PROBLEM DESCRIPTION >>
Find the string "tamano" in the records. Copy every line it appears in.

PROVIDED INFORMATION >>

>>>

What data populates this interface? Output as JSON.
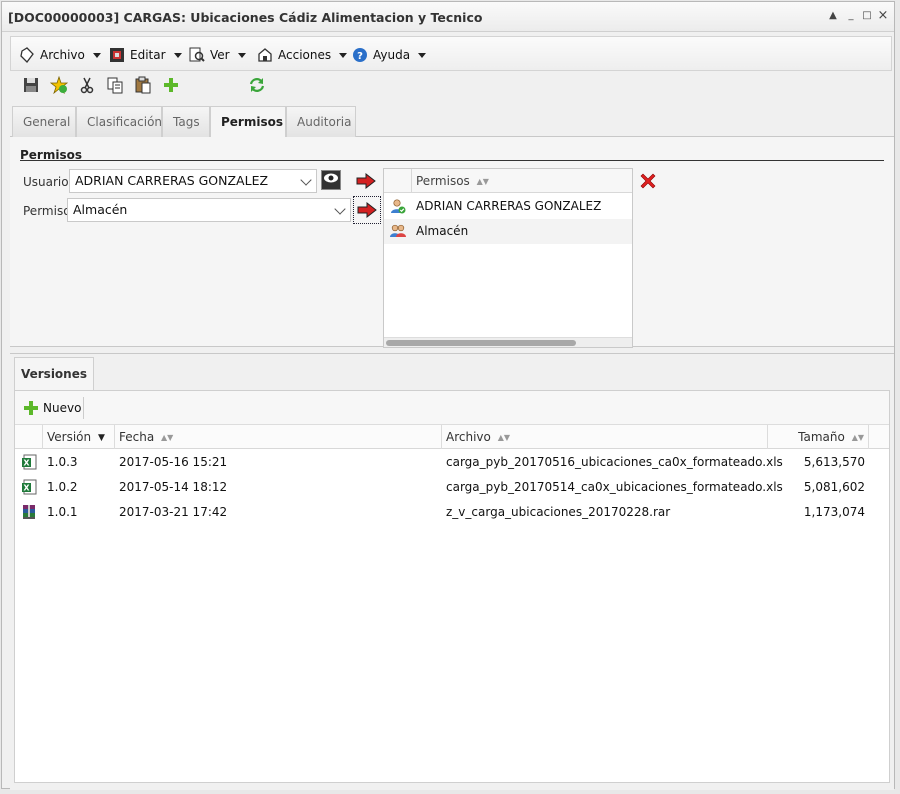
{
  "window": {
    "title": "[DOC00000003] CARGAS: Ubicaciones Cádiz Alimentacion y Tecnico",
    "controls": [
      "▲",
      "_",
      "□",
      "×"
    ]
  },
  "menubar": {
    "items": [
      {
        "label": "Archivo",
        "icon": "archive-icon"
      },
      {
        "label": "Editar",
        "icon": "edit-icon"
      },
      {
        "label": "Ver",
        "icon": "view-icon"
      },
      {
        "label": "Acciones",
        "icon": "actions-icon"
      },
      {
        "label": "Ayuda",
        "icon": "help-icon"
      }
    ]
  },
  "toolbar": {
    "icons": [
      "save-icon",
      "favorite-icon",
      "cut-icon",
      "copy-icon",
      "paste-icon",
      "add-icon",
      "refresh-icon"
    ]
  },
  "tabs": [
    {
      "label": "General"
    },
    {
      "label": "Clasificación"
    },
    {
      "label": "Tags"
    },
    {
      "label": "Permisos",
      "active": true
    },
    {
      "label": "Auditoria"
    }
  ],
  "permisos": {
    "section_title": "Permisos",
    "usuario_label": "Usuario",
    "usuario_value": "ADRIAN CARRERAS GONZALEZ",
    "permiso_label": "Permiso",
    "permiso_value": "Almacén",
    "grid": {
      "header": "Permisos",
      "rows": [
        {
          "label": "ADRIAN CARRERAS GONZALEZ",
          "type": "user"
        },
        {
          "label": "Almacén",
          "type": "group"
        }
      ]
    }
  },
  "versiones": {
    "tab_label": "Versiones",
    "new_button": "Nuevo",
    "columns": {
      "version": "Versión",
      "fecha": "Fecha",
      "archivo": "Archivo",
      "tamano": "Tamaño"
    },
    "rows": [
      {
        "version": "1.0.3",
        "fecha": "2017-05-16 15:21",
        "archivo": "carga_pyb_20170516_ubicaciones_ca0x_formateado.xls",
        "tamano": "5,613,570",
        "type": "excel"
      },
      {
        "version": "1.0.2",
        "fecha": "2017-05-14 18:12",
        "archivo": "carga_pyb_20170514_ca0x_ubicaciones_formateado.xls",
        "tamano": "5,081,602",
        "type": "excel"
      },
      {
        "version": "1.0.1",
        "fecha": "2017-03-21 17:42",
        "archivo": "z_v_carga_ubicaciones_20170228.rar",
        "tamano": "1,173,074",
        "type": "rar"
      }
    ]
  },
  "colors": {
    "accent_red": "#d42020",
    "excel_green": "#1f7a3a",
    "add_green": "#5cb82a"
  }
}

<<<
>>>

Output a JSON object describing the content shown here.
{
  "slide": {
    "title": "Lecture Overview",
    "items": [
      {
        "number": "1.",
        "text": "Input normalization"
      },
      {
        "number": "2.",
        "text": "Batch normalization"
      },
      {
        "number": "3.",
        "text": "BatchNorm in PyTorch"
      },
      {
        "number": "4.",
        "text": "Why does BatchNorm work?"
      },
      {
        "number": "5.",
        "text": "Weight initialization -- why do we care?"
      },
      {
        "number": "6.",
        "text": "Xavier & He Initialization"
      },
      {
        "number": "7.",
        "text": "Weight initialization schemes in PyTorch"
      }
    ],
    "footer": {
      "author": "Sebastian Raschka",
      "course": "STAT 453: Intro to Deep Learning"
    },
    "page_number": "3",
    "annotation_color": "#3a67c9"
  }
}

<<<
>>>

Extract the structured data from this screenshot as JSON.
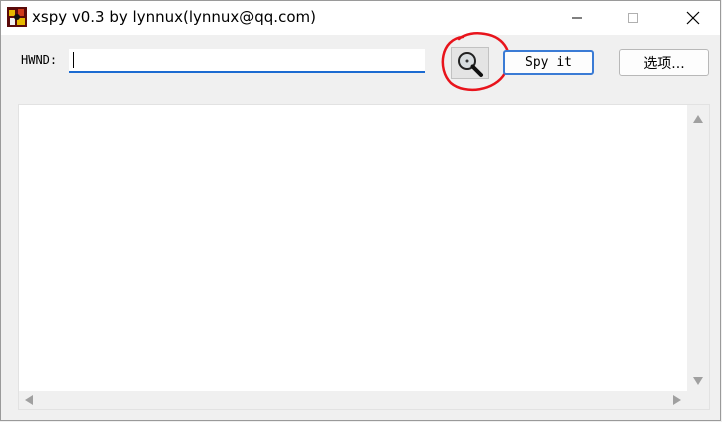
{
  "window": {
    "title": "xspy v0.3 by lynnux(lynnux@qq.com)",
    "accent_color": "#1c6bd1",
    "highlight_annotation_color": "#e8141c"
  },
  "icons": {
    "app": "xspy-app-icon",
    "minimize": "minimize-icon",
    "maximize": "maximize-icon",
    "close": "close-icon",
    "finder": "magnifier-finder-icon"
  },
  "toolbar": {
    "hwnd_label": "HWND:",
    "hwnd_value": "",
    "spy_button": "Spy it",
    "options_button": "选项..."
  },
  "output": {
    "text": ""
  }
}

<<<

SOLUTION >>
      "tamano": "Tamaño"
        "tamano": "5,613,570",
        "tamano": "5,081,602",
        "tamano": "1,173,074",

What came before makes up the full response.